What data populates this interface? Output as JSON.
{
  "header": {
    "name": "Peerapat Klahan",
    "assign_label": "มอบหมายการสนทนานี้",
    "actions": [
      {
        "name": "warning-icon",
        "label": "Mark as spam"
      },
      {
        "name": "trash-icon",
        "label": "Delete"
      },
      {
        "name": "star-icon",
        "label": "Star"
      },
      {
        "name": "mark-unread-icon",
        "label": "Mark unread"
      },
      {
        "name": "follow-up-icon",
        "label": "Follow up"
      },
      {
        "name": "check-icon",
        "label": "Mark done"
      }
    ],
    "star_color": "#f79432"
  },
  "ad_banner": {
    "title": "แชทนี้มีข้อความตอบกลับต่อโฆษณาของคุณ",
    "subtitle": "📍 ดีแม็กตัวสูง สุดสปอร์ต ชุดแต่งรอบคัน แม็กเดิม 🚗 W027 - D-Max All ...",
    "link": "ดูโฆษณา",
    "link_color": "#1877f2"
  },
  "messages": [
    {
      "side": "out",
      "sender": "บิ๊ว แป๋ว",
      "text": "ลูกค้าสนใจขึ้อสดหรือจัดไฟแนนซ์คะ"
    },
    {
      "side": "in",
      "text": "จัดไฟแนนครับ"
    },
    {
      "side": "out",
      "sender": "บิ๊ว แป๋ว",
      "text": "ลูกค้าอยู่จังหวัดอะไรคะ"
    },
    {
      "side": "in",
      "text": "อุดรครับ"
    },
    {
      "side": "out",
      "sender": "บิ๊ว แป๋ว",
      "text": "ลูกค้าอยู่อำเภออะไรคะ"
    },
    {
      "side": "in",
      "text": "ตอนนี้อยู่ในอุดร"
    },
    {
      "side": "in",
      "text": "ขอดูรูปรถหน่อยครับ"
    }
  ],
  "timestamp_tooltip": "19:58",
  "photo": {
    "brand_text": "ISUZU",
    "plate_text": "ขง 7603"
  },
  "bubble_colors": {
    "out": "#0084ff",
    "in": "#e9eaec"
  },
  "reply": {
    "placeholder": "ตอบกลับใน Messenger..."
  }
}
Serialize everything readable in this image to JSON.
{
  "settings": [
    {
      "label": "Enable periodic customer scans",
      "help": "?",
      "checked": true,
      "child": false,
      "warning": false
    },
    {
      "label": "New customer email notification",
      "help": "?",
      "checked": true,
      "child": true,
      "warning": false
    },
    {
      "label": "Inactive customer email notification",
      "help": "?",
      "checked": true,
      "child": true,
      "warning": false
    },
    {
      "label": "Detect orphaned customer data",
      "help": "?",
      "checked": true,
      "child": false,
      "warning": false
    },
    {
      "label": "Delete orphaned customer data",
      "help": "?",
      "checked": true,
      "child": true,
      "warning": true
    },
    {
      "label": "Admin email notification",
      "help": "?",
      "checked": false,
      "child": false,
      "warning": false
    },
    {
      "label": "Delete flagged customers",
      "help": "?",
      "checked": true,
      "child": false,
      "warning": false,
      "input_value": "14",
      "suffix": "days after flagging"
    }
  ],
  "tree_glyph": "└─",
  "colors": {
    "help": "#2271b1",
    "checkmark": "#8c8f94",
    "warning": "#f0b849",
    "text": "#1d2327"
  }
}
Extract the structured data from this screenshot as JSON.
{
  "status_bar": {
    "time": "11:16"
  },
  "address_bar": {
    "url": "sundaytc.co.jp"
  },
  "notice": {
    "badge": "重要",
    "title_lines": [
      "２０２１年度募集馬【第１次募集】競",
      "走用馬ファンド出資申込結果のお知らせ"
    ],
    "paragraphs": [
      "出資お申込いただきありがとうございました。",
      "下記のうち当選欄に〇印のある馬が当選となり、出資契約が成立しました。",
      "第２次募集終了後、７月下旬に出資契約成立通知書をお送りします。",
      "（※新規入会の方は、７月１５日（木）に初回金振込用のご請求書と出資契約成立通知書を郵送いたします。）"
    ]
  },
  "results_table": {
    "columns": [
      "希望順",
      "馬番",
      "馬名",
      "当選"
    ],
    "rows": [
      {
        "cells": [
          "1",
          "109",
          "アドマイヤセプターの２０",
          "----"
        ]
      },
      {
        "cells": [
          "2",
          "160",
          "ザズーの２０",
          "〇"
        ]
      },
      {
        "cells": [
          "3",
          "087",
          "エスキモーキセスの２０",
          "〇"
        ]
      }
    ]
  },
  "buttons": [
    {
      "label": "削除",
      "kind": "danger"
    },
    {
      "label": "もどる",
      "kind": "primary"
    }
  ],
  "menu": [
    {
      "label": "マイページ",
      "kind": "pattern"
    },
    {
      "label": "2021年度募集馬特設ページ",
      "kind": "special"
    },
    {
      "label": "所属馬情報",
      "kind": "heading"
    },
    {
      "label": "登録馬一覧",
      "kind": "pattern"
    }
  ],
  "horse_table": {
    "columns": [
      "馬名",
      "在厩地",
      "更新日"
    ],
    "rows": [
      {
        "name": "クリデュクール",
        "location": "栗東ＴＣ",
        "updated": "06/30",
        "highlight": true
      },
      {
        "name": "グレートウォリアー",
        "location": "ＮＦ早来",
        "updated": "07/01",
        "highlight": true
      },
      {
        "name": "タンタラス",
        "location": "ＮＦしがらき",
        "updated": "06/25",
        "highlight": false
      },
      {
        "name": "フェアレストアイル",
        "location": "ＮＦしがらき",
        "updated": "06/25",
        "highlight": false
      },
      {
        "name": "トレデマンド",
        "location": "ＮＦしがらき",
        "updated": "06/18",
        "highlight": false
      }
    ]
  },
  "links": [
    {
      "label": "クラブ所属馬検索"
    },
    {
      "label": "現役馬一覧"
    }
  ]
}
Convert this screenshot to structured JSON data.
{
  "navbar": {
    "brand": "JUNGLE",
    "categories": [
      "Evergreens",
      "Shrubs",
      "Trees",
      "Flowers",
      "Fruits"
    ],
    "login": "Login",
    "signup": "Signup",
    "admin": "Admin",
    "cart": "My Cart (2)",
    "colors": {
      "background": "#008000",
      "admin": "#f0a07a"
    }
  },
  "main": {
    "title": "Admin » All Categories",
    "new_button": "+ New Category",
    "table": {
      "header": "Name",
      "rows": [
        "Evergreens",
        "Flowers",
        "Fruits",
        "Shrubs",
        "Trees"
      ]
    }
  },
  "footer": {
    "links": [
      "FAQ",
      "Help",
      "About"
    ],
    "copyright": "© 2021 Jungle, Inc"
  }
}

------------------------------

Exactly and only the lines from the line containing "Convert this screenshot" through the last line of the entries should be copied, both ends included.

Written answer:
Convert this screenshot to structured JSON data.
{
  "navbar": {
    "brand": "JUNGLE",
    "categories": [
      "Evergreens",
      "Shrubs",
      "Trees",
      "Flowers",
      "Fruits"
    ],
    "login": "Login",
    "signup": "Signup",
    "admin": "Admin",
    "cart": "My Cart (2)",
    "colors": {
      "background": "#008000",
      "admin": "#f0a07a"
    }
  },
  "main": {
    "title": "Admin » All Categories",
    "new_button": "+ New Category",
    "table": {
      "header": "Name",
      "rows": [
        "Evergreens",
        "Flowers",
        "Fruits",
        "Shrubs",
        "Trees"
      ]
    }
  },
  "footer": {
    "links": [
      "FAQ",
      "Help",
      "About"
    ],
    "copyright": "© 2021 Jungle, Inc"
  }
}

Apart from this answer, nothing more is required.